Using the records that follow, copy every line containing the word "Facility".

-- LISTED RECORDS start --

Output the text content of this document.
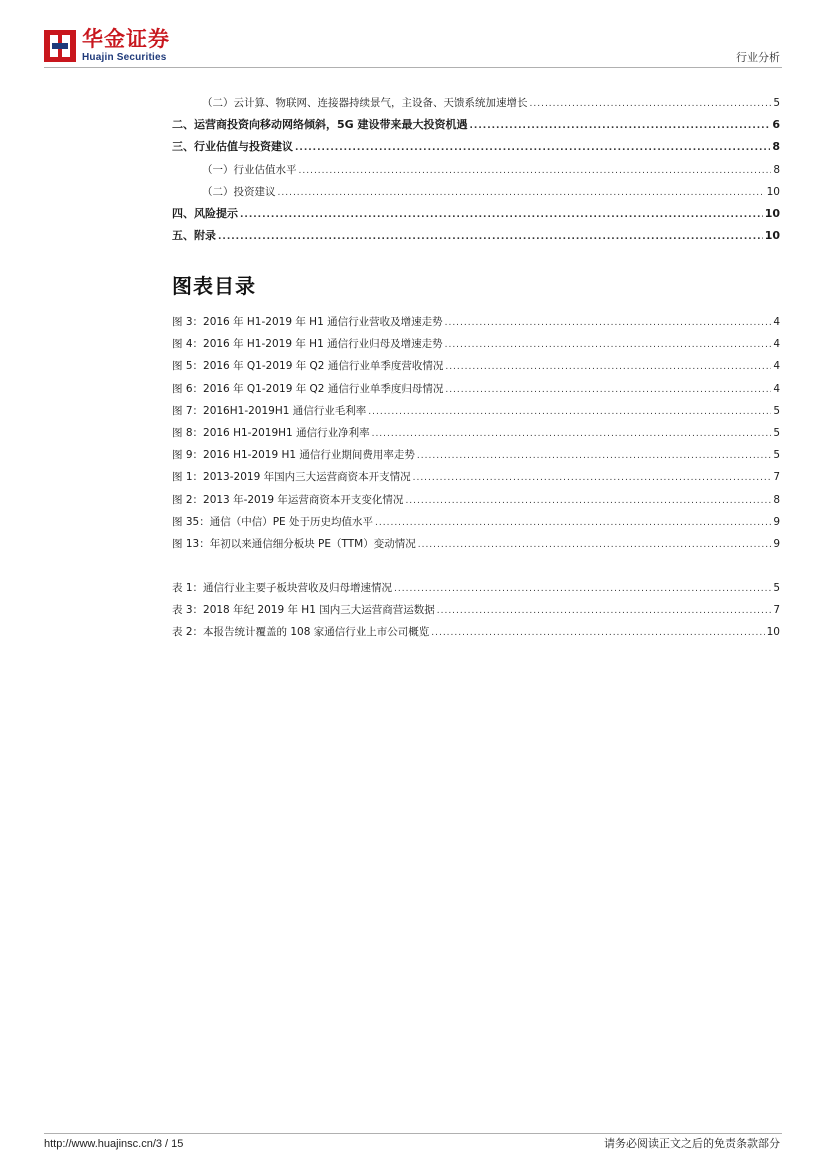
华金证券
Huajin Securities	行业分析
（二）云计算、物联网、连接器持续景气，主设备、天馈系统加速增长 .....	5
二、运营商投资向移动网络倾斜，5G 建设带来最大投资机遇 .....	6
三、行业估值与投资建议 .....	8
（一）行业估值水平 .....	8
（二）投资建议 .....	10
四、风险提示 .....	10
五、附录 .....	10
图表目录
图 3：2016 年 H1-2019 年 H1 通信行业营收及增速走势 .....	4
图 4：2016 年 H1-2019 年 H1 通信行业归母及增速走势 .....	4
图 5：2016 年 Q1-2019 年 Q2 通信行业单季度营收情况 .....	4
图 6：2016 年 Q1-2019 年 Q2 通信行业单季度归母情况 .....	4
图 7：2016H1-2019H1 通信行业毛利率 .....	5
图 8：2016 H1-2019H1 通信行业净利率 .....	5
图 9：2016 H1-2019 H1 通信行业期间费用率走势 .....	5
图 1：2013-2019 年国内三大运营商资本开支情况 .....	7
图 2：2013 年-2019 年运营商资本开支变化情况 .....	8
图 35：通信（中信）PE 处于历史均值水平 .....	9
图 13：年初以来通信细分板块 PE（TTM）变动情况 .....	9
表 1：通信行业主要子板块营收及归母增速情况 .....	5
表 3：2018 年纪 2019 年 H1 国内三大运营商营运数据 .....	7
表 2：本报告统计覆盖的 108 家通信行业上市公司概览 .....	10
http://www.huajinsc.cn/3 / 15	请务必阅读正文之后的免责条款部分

-- LISTED RECORDS end --
-- LISTED RECORDS start --

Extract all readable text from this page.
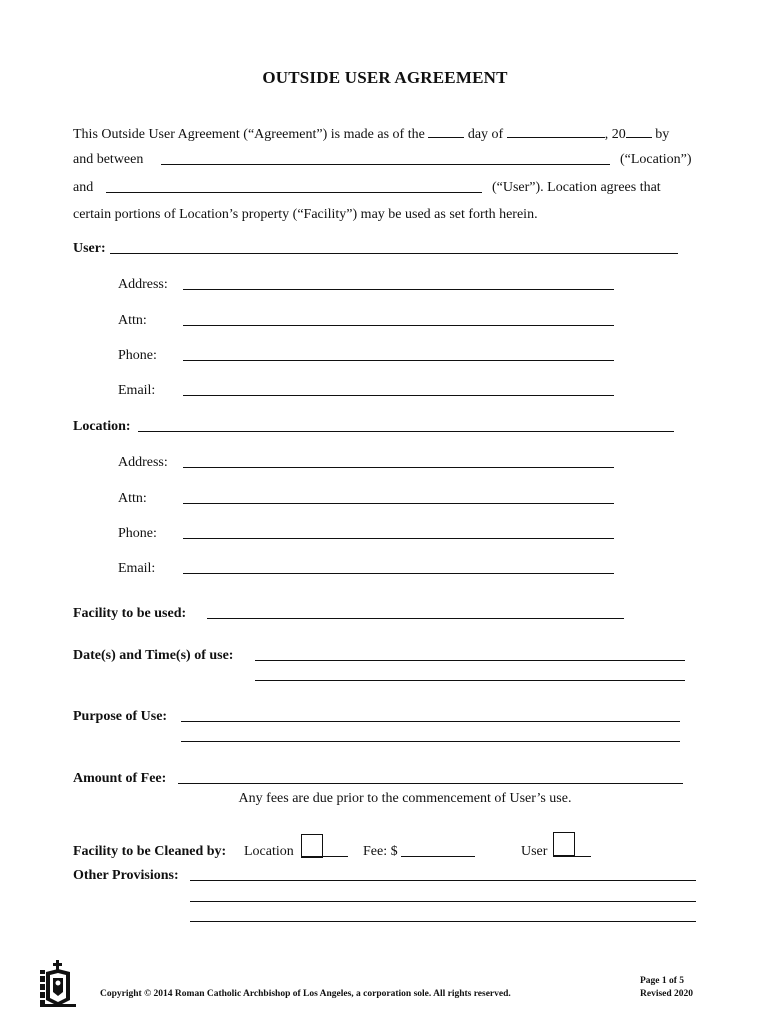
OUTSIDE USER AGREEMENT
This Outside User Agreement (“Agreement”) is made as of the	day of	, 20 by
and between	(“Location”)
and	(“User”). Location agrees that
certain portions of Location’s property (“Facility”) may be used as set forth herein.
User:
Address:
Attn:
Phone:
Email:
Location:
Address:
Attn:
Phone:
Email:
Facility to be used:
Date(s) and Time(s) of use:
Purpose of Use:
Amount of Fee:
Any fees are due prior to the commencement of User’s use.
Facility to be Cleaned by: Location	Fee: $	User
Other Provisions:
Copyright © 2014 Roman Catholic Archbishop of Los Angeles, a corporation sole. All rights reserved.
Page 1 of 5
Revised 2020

-- LISTED RECORDS end --

● PROBLEM SOLUTION
certain portions of Location’s property (“Facility”) may be used as set forth herein.
Facility to be used:
Facility to be Cleaned by: Location	Fee: $	User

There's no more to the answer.